STATED GOAL:
Return the listing below unchanged, minus its pictures.

Collected data entries:
==========

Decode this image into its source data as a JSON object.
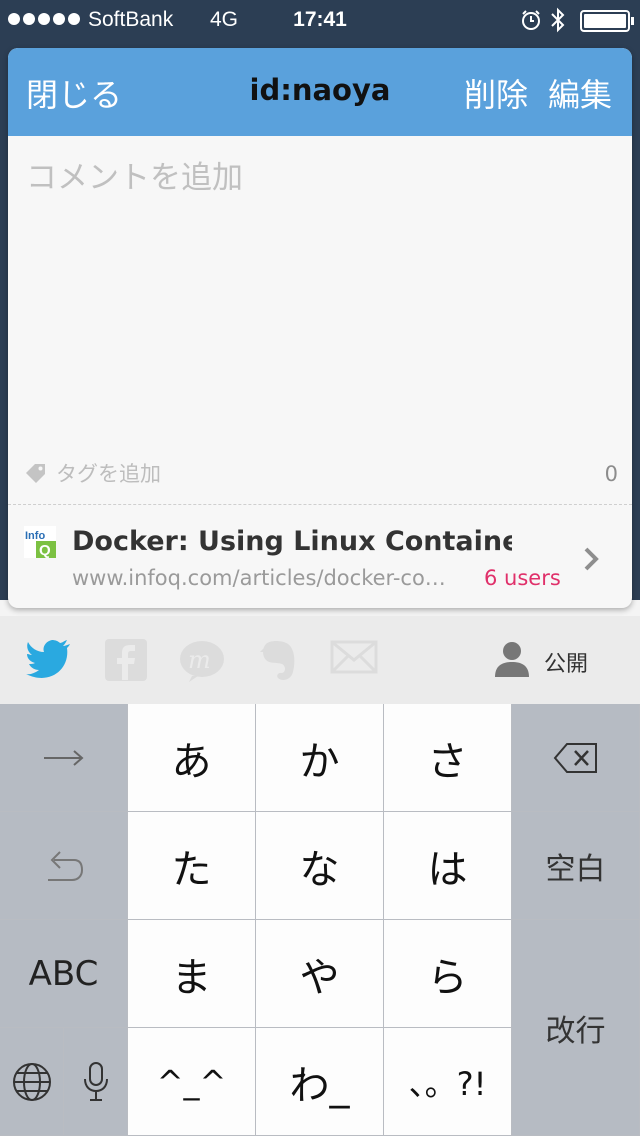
{
  "status_bar": {
    "carrier": "SoftBank",
    "network": "4G",
    "time": "17:41"
  },
  "nav": {
    "close_label": "閉じる",
    "title": "id:naoya",
    "delete_label": "削除",
    "edit_label": "編集"
  },
  "comment": {
    "placeholder": "コメントを追加",
    "value": ""
  },
  "tags": {
    "placeholder": "タグを追加",
    "char_count": "0"
  },
  "entry": {
    "title": "Docker: Using Linux Containers t…",
    "url": "www.infoq.com/articles/docker-co…",
    "users": "6 users",
    "favicon": "infoq-icon"
  },
  "share": {
    "icons": [
      "twitter-icon",
      "facebook-icon",
      "mixi-icon",
      "evernote-icon",
      "mail-icon"
    ],
    "twitter_color": "#2aa9e0",
    "privacy_label": "公開"
  },
  "keyboard": {
    "rows": [
      [
        "→",
        "あ",
        "か",
        "さ",
        "⌫"
      ],
      [
        "↺",
        "た",
        "な",
        "は",
        "空白"
      ],
      [
        "ABC",
        "ま",
        "や",
        "ら",
        "改行"
      ],
      [
        "globe",
        "mic",
        "^_^",
        "わ_",
        "、。?!"
      ]
    ],
    "labels": {
      "r0c1": "あ",
      "r0c2": "か",
      "r0c3": "さ",
      "r1c1": "た",
      "r1c2": "な",
      "r1c3": "は",
      "r1c4": "空白",
      "r2c0": "ABC",
      "r2c1": "ま",
      "r2c2": "や",
      "r2c3": "ら",
      "r2c4": "改行",
      "r3c2": "^_^",
      "r3c3": "わ_",
      "r3c4": "、。?!"
    }
  },
  "colors": {
    "nav_bg": "#5aa1dc",
    "accent_users": "#e0306a",
    "statusbar_bg": "#2c3e54"
  }
}
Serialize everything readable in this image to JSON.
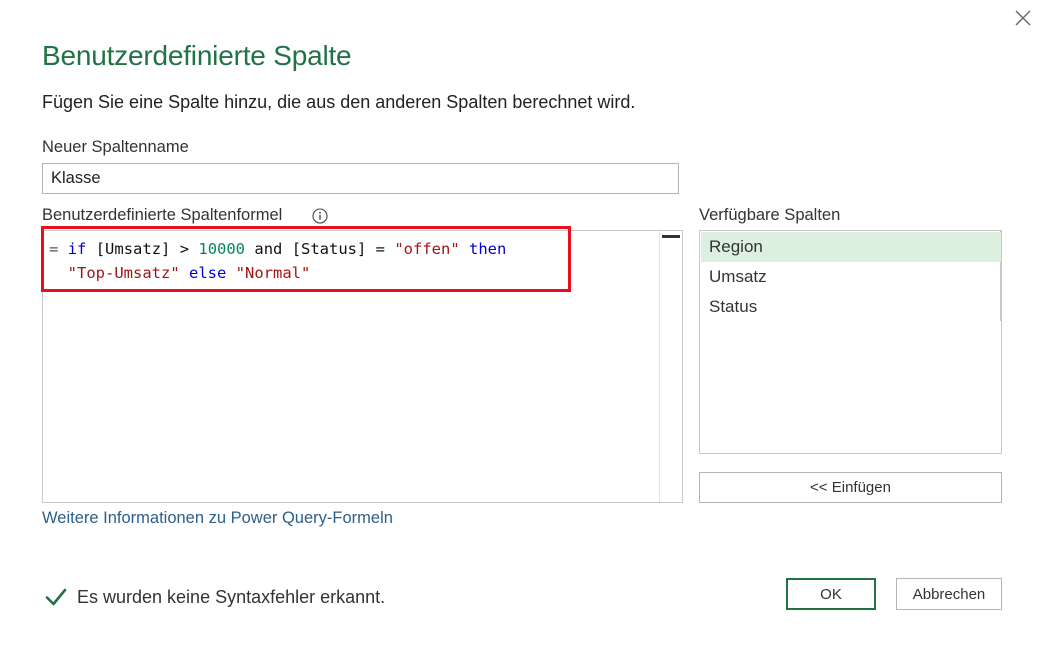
{
  "dialog": {
    "title": "Benutzerdefinierte Spalte",
    "subtitle": "Fügen Sie eine Spalte hinzu, die aus den anderen Spalten berechnet wird.",
    "close_icon": "close-icon"
  },
  "column_name": {
    "label": "Neuer Spaltenname",
    "value": "Klasse"
  },
  "formula": {
    "label": "Benutzerdefinierte Spaltenformel",
    "info_icon": "info-icon",
    "line1": {
      "eq": "=",
      "if": "if",
      "field1": "[Umsatz] > ",
      "num": "10000",
      "and": " and [Status] = ",
      "str1": "\"offen\"",
      "then": "then"
    },
    "line2": {
      "str2": "\"Top-Umsatz\"",
      "else": "else",
      "str3": "\"Normal\""
    },
    "highlight_color": "#e8101e"
  },
  "available_columns": {
    "label": "Verfügbare Spalten",
    "items": [
      "Region",
      "Umsatz",
      "Status"
    ],
    "selected": "Region",
    "insert_button": "<< Einfügen"
  },
  "help_link": "Weitere Informationen zu Power Query-Formeln",
  "status": {
    "icon": "checkmark-icon",
    "text": "Es wurden keine Syntaxfehler erkannt."
  },
  "buttons": {
    "ok": "OK",
    "cancel": "Abbrechen"
  },
  "colors": {
    "accent": "#217346",
    "selected_row": "#ddefdf",
    "link": "#2c5f8a"
  }
}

==========

FINISHED EXERCISE:
Decode this image into its source data as a JSON object.
{
  "status_bar": {
    "carrier": "SoftBank",
    "network": "4G",
    "time": "17:41"
  },
  "nav": {
    "close_label": "閉じる",
    "title": "id:naoya",
    "delete_label": "削除",
    "edit_label": "編集"
  },
  "comment": {
    "placeholder": "コメントを追加",
    "value": ""
  },
  "tags": {
    "placeholder": "タグを追加",
    "char_count": "0"
  },
  "entry": {
    "title": "Docker: Using Linux Containers t…",
    "url": "www.infoq.com/articles/docker-co…",
    "users": "6 users",
    "favicon": "infoq-icon"
  },
  "share": {
    "icons": [
      "twitter-icon",
      "facebook-icon",
      "mixi-icon",
      "evernote-icon",
      "mail-icon"
    ],
    "twitter_color": "#2aa9e0",
    "privacy_label": "公開"
  },
  "keyboard": {
    "rows": [
      [
        "→",
        "あ",
        "か",
        "さ",
        "⌫"
      ],
      [
        "↺",
        "た",
        "な",
        "は",
        "空白"
      ],
      [
        "ABC",
        "ま",
        "や",
        "ら",
        "改行"
      ],
      [
        "globe",
        "mic",
        "^_^",
        "わ_",
        "、。?!"
      ]
    ],
    "labels": {
      "r0c1": "あ",
      "r0c2": "か",
      "r0c3": "さ",
      "r1c1": "た",
      "r1c2": "な",
      "r1c3": "は",
      "r1c4": "空白",
      "r2c0": "ABC",
      "r2c1": "ま",
      "r2c2": "や",
      "r2c3": "ら",
      "r2c4": "改行",
      "r3c2": "^_^",
      "r3c3": "わ_",
      "r3c4": "、。?!"
    }
  },
  "colors": {
    "nav_bg": "#5aa1dc",
    "accent_users": "#e0306a",
    "statusbar_bg": "#2c3e54"
  }
}
Serialize everything readable in this image to JSON.
{
  "dialog": {
    "title": "Benutzerdefinierte Spalte",
    "subtitle": "Fügen Sie eine Spalte hinzu, die aus den anderen Spalten berechnet wird.",
    "close_icon": "close-icon"
  },
  "column_name": {
    "label": "Neuer Spaltenname",
    "value": "Klasse"
  },
  "formula": {
    "label": "Benutzerdefinierte Spaltenformel",
    "info_icon": "info-icon",
    "line1": {
      "eq": "=",
      "if": "if",
      "field1": "[Umsatz] > ",
      "num": "10000",
      "and": " and [Status] = ",
      "str1": "\"offen\"",
      "then": "then"
    },
    "line2": {
      "str2": "\"Top-Umsatz\"",
      "else": "else",
      "str3": "\"Normal\""
    },
    "highlight_color": "#e8101e"
  },
  "available_columns": {
    "label": "Verfügbare Spalten",
    "items": [
      "Region",
      "Umsatz",
      "Status"
    ],
    "selected": "Region",
    "insert_button": "<< Einfügen"
  },
  "help_link": "Weitere Informationen zu Power Query-Formeln",
  "status": {
    "icon": "checkmark-icon",
    "text": "Es wurden keine Syntaxfehler erkannt."
  },
  "buttons": {
    "ok": "OK",
    "cancel": "Abbrechen"
  },
  "colors": {
    "accent": "#217346",
    "selected_row": "#ddefdf",
    "link": "#2c5f8a"
  }
}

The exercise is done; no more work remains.